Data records
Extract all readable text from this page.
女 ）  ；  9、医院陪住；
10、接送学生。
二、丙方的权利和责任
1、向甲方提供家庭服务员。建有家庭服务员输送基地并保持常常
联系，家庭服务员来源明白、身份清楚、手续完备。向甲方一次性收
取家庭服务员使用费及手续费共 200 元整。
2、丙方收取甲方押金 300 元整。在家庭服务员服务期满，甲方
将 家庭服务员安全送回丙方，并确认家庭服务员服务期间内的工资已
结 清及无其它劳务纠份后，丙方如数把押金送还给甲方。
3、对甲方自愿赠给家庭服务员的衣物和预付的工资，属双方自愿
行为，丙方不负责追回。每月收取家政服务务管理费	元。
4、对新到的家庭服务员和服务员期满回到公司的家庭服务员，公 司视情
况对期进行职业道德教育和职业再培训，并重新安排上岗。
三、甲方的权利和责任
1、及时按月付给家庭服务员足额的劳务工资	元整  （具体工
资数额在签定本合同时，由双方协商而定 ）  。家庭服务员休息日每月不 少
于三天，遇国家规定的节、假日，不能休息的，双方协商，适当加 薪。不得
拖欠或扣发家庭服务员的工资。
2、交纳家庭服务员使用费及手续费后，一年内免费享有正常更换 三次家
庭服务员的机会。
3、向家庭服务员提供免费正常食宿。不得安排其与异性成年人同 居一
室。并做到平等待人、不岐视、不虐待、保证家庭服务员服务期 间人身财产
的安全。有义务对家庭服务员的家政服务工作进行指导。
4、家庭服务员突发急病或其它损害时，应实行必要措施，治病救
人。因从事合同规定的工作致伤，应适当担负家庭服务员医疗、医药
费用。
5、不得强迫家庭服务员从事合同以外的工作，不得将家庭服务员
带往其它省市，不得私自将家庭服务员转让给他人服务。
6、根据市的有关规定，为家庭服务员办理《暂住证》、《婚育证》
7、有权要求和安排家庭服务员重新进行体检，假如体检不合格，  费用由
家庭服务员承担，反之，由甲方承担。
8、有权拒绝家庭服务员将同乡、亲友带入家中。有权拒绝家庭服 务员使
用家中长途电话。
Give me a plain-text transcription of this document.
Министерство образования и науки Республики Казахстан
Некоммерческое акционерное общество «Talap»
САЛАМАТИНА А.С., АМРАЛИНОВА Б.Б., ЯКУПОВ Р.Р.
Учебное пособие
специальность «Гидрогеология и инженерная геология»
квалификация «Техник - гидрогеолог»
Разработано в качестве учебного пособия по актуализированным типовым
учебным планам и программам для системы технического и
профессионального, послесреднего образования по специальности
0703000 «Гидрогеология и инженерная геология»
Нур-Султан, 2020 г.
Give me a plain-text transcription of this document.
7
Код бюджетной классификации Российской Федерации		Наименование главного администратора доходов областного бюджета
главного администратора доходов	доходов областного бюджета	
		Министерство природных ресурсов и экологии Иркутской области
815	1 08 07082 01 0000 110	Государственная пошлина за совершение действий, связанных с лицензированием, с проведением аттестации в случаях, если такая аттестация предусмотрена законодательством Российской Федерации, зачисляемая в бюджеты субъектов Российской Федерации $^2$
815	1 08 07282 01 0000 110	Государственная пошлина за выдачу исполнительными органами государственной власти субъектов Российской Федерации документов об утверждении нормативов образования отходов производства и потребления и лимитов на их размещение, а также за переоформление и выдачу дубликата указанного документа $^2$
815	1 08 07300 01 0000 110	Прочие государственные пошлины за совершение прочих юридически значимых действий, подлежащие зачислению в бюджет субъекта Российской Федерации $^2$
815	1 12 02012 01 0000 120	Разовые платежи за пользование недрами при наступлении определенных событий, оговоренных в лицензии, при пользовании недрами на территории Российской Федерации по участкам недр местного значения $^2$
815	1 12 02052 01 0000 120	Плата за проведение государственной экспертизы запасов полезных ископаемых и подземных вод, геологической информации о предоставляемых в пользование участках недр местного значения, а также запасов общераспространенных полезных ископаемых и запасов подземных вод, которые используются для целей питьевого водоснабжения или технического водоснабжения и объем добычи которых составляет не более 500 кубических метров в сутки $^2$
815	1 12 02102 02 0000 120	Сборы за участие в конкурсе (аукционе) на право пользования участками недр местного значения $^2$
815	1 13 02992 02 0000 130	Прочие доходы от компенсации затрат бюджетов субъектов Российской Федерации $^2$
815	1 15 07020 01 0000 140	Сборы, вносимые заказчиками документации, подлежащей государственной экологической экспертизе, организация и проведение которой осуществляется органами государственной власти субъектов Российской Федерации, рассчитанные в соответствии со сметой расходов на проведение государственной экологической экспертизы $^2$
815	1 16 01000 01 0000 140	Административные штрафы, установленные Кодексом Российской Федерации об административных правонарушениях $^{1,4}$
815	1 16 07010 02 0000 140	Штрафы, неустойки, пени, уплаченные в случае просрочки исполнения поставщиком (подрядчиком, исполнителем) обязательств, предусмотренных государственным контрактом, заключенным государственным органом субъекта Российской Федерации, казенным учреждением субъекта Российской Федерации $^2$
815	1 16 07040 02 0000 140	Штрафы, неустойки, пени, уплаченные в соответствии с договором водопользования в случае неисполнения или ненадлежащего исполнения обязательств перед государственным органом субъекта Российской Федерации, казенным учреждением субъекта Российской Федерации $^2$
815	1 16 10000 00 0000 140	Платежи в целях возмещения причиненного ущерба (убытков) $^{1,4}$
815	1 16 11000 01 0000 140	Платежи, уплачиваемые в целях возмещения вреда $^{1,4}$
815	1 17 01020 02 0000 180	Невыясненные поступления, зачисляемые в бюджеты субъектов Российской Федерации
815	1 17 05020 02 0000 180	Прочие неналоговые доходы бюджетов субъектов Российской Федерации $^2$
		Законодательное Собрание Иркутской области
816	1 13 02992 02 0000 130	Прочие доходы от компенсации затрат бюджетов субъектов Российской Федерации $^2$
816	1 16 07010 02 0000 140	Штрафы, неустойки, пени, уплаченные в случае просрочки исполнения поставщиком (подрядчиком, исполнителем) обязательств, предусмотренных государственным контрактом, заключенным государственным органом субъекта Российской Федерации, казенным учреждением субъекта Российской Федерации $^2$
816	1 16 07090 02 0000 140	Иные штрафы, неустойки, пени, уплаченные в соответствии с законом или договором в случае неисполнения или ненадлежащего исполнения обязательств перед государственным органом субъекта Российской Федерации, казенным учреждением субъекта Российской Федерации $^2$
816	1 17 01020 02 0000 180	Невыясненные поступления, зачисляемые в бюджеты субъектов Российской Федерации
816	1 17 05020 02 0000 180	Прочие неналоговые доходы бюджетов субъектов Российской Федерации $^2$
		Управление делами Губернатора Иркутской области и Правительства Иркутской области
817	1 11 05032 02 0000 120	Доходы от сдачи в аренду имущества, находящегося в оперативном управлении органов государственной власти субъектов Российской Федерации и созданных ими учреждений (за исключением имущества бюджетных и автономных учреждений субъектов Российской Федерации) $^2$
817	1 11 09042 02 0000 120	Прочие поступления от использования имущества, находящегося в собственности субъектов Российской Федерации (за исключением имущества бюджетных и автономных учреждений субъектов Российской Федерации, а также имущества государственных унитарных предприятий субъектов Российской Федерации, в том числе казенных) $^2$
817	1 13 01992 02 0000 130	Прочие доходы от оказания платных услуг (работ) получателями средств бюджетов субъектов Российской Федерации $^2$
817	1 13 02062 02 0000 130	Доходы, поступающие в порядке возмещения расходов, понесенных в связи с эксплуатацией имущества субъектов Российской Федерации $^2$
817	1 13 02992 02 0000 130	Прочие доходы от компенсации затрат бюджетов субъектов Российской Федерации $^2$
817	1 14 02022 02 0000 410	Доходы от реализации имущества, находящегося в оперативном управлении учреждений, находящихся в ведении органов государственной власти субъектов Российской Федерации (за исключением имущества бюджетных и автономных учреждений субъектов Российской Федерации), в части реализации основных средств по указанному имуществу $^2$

### Directions for this task
Of the lines above, how many hold the string "компенсации"? Answer with only the number.

### Solution to the exercise
3